Excerpts from a figure dataset
— begin —

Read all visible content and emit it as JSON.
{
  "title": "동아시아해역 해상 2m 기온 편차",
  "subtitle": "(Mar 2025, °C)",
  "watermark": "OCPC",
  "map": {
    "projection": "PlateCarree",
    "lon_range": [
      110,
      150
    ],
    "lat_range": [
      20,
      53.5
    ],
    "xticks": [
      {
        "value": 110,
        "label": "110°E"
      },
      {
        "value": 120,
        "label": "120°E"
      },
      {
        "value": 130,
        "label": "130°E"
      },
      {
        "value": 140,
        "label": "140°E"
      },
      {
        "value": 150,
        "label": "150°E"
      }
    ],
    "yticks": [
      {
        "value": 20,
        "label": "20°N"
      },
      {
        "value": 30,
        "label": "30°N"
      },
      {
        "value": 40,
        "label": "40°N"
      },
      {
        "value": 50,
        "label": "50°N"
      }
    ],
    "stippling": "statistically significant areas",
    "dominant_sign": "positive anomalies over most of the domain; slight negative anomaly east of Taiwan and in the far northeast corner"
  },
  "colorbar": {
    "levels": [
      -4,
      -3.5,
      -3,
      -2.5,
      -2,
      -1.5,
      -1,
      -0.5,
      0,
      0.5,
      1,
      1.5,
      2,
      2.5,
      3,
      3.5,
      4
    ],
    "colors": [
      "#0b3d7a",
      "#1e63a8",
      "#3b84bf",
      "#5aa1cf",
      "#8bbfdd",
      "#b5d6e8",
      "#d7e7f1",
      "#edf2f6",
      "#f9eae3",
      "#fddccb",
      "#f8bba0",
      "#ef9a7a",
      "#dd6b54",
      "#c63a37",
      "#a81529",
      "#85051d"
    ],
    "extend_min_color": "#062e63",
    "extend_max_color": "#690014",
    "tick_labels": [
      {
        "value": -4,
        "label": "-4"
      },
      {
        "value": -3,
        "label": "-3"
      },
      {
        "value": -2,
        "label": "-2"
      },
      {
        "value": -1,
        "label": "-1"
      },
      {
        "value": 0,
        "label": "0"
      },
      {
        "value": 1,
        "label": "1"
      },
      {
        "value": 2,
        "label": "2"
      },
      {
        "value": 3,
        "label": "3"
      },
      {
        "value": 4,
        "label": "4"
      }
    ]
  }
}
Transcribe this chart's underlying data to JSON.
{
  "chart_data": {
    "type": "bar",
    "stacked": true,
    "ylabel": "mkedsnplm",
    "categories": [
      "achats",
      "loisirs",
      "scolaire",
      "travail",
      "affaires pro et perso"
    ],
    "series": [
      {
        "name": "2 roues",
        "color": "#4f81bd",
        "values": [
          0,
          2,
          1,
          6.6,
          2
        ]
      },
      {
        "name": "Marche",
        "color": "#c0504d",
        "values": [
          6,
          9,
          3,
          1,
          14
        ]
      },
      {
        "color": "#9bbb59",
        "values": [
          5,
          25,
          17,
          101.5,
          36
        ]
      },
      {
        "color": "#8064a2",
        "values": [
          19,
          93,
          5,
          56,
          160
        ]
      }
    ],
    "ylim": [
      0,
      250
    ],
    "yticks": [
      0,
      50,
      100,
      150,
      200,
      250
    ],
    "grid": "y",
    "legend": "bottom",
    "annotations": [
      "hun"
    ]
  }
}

— end —

Reproduce the records word for word.

Answer
Read all visible content and emit it as JSON.
{
  "title": "동아시아해역 해상 2m 기온 편차",
  "subtitle": "(Mar 2025, °C)",
  "watermark": "OCPC",
  "map": {
    "projection": "PlateCarree",
    "lon_range": [
      110,
      150
    ],
    "lat_range": [
      20,
      53.5
    ],
    "xticks": [
      {
        "value": 110,
        "label": "110°E"
      },
      {
        "value": 120,
        "label": "120°E"
      },
      {
        "value": 130,
        "label": "130°E"
      },
      {
        "value": 140,
        "label": "140°E"
      },
      {
        "value": 150,
        "label": "150°E"
      }
    ],
    "yticks": [
      {
        "value": 20,
        "label": "20°N"
      },
      {
        "value": 30,
        "label": "30°N"
      },
      {
        "value": 40,
        "label": "40°N"
      },
      {
        "value": 50,
        "label": "50°N"
      }
    ],
    "stippling": "statistically significant areas",
    "dominant_sign": "positive anomalies over most of the domain; slight negative anomaly east of Taiwan and in the far northeast corner"
  },
  "colorbar": {
    "levels": [
      -4,
      -3.5,
      -3,
      -2.5,
      -2,
      -1.5,
      -1,
      -0.5,
      0,
      0.5,
      1,
      1.5,
      2,
      2.5,
      3,
      3.5,
      4
    ],
    "colors": [
      "#0b3d7a",
      "#1e63a8",
      "#3b84bf",
      "#5aa1cf",
      "#8bbfdd",
      "#b5d6e8",
      "#d7e7f1",
      "#edf2f6",
      "#f9eae3",
      "#fddccb",
      "#f8bba0",
      "#ef9a7a",
      "#dd6b54",
      "#c63a37",
      "#a81529",
      "#85051d"
    ],
    "extend_min_color": "#062e63",
    "extend_max_color": "#690014",
    "tick_labels": [
      {
        "value": -4,
        "label": "-4"
      },
      {
        "value": -3,
        "label": "-3"
      },
      {
        "value": -2,
        "label": "-2"
      },
      {
        "value": -1,
        "label": "-1"
      },
      {
        "value": 0,
        "label": "0"
      },
      {
        "value": 1,
        "label": "1"
      },
      {
        "value": 2,
        "label": "2"
      },
      {
        "value": 3,
        "label": "3"
      },
      {
        "value": 4,
        "label": "4"
      }
    ]
  }
}
Transcribe this chart's underlying data to JSON.
{
  "chart_data": {
    "type": "bar",
    "stacked": true,
    "ylabel": "mkedsnplm",
    "categories": [
      "achats",
      "loisirs",
      "scolaire",
      "travail",
      "affaires pro et perso"
    ],
    "series": [
      {
        "name": "2 roues",
        "color": "#4f81bd",
        "values": [
          0,
          2,
          1,
          6.6,
          2
        ]
      },
      {
        "name": "Marche",
        "color": "#c0504d",
        "values": [
          6,
          9,
          3,
          1,
          14
        ]
      },
      {
        "color": "#9bbb59",
        "values": [
          5,
          25,
          17,
          101.5,
          36
        ]
      },
      {
        "color": "#8064a2",
        "values": [
          19,
          93,
          5,
          56,
          160
        ]
      }
    ],
    "ylim": [
      0,
      250
    ],
    "yticks": [
      0,
      50,
      100,
      150,
      200,
      250
    ],
    "grid": "y",
    "legend": "bottom",
    "annotations": [
      "hun"
    ]
  }
}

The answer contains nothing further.